Items listed in a dataset:
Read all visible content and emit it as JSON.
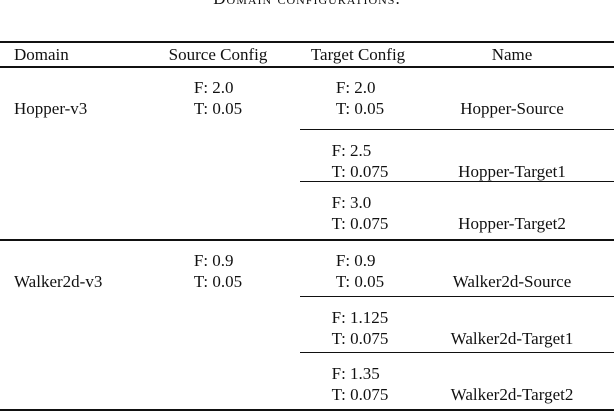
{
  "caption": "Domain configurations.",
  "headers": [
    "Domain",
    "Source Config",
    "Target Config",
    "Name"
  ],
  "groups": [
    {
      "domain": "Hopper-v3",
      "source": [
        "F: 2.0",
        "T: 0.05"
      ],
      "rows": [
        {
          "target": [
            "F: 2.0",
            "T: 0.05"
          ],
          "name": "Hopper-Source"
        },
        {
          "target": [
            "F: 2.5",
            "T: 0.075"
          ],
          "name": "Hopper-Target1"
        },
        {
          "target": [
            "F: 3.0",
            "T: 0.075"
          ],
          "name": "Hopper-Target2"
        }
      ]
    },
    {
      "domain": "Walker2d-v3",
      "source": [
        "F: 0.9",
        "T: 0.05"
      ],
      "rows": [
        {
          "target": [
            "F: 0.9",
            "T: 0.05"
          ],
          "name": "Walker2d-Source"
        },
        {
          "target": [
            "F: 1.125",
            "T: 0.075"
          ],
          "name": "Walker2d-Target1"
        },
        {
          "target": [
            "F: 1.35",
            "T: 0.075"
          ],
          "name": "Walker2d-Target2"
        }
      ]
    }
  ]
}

What the task requires - Pictures stay out; reproduce every line of the records exactly.

Expected answer -
Read all visible content and emit it as JSON.
{
  "caption": "Domain configurations.",
  "headers": [
    "Domain",
    "Source Config",
    "Target Config",
    "Name"
  ],
  "groups": [
    {
      "domain": "Hopper-v3",
      "source": [
        "F: 2.0",
        "T: 0.05"
      ],
      "rows": [
        {
          "target": [
            "F: 2.0",
            "T: 0.05"
          ],
          "name": "Hopper-Source"
        },
        {
          "target": [
            "F: 2.5",
            "T: 0.075"
          ],
          "name": "Hopper-Target1"
        },
        {
          "target": [
            "F: 3.0",
            "T: 0.075"
          ],
          "name": "Hopper-Target2"
        }
      ]
    },
    {
      "domain": "Walker2d-v3",
      "source": [
        "F: 0.9",
        "T: 0.05"
      ],
      "rows": [
        {
          "target": [
            "F: 0.9",
            "T: 0.05"
          ],
          "name": "Walker2d-Source"
        },
        {
          "target": [
            "F: 1.125",
            "T: 0.075"
          ],
          "name": "Walker2d-Target1"
        },
        {
          "target": [
            "F: 1.35",
            "T: 0.075"
          ],
          "name": "Walker2d-Target2"
        }
      ]
    }
  ]
}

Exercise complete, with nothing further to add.